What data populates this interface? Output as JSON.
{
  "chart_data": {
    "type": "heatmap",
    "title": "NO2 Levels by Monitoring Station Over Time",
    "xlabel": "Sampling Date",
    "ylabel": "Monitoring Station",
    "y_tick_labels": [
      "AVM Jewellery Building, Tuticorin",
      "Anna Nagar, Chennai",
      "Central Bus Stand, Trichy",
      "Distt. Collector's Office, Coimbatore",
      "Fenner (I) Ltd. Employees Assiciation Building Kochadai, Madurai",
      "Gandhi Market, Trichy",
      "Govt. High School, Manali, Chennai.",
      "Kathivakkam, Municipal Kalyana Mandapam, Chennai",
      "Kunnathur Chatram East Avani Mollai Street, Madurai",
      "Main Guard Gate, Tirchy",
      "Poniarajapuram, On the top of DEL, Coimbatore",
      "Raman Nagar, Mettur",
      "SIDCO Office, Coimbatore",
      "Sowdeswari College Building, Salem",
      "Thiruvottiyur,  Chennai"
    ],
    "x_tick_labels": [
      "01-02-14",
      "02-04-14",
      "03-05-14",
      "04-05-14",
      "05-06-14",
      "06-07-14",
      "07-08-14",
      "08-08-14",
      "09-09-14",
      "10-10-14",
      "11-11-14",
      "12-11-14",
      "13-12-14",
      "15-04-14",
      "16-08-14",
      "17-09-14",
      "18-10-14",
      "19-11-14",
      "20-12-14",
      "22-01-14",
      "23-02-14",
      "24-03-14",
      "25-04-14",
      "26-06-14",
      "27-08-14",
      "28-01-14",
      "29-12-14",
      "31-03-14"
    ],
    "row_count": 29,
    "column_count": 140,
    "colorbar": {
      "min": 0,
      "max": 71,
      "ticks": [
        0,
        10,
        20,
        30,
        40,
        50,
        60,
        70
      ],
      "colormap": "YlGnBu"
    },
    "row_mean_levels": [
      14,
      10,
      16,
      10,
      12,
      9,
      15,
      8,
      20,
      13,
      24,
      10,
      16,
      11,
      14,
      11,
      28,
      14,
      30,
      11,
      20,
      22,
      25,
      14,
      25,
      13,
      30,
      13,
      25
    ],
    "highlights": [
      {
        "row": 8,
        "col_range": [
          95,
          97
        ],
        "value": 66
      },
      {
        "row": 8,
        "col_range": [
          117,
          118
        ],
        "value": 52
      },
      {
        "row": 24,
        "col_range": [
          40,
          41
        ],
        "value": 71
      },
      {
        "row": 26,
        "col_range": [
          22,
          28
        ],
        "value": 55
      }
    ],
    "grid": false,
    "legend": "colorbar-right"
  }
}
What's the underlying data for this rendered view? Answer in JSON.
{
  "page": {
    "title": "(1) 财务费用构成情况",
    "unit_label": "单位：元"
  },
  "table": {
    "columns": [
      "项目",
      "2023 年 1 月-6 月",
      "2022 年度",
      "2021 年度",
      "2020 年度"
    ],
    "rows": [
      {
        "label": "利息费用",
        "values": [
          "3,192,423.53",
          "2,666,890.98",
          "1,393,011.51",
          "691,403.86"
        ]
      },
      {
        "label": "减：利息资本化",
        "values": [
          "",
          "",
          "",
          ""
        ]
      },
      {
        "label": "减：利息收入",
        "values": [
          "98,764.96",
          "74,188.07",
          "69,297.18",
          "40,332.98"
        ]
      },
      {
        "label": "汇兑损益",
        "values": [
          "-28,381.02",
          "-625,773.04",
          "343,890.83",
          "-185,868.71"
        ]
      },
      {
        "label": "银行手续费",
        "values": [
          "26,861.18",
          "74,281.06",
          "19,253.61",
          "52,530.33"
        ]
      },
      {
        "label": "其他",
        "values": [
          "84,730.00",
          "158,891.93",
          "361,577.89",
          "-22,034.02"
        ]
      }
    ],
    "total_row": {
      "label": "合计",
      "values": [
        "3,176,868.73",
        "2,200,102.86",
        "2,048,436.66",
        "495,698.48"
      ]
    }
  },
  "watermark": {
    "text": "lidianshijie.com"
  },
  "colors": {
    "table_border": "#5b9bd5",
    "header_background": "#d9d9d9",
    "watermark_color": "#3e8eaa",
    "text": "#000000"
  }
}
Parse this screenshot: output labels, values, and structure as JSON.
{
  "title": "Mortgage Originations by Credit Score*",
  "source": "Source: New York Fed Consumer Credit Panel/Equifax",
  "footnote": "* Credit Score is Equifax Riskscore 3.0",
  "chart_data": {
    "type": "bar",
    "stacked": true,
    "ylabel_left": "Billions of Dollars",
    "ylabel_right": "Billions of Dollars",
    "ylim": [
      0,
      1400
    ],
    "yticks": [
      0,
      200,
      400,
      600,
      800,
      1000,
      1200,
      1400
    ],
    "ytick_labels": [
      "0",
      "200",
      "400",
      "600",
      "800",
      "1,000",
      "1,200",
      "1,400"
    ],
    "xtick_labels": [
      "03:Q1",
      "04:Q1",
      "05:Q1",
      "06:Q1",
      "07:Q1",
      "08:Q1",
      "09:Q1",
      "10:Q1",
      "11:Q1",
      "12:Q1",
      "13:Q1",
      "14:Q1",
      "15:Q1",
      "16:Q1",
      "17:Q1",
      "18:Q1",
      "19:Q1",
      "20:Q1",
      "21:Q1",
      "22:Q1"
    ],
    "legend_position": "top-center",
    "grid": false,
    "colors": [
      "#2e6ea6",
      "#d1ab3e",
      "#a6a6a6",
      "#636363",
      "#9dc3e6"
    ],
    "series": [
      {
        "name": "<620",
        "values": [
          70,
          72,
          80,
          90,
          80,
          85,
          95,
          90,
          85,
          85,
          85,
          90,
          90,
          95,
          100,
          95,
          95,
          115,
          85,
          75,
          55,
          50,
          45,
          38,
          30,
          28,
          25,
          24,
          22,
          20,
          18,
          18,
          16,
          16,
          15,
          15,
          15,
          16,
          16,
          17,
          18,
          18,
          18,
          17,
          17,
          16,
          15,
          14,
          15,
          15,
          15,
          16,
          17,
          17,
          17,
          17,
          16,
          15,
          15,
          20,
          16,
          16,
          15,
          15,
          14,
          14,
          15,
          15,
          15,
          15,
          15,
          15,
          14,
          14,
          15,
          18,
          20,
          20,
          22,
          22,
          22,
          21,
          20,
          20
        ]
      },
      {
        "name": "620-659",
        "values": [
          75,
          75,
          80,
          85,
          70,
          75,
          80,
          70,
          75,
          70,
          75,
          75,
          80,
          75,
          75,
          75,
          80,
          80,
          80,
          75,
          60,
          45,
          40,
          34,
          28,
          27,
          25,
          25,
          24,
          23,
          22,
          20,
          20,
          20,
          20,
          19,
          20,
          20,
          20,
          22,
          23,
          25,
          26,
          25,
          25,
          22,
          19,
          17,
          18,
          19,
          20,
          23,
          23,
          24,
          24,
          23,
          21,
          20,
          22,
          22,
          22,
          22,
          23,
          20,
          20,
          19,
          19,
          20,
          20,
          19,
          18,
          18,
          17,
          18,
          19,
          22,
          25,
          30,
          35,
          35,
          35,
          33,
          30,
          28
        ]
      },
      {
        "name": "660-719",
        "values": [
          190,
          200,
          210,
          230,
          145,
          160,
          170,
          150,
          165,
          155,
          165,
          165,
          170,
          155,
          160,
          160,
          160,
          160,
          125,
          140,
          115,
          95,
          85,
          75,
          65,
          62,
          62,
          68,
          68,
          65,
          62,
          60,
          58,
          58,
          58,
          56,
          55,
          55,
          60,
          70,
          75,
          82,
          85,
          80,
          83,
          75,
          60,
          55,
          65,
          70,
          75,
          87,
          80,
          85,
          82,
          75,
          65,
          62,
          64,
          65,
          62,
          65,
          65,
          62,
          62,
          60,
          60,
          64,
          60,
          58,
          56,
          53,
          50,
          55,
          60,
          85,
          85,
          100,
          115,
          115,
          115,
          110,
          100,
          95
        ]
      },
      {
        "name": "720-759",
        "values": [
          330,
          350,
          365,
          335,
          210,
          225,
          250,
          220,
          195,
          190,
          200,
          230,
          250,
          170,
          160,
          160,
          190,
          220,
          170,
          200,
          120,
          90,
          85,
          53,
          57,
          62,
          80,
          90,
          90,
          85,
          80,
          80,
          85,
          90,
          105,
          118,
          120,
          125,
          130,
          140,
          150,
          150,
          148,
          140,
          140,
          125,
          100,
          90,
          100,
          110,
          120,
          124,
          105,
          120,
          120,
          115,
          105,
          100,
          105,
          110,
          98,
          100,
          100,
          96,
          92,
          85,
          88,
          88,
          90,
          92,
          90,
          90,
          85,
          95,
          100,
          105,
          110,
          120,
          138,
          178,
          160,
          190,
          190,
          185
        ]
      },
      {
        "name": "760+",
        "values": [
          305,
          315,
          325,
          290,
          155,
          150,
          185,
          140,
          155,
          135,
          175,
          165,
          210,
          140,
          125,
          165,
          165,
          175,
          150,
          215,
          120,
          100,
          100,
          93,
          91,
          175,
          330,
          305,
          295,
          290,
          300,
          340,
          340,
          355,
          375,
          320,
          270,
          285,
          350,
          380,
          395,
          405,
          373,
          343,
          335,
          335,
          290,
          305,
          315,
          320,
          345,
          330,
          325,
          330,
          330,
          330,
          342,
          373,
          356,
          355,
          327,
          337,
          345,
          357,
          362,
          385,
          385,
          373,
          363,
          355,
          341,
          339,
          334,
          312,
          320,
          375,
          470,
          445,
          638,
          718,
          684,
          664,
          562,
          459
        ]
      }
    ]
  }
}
——
Filter out every line that lacks the word "Dollars", and copy the rest.

PROBLEM SOLUTION:
    "ylabel_left": "Billions of Dollars",
    "ylabel_right": "Billions of Dollars",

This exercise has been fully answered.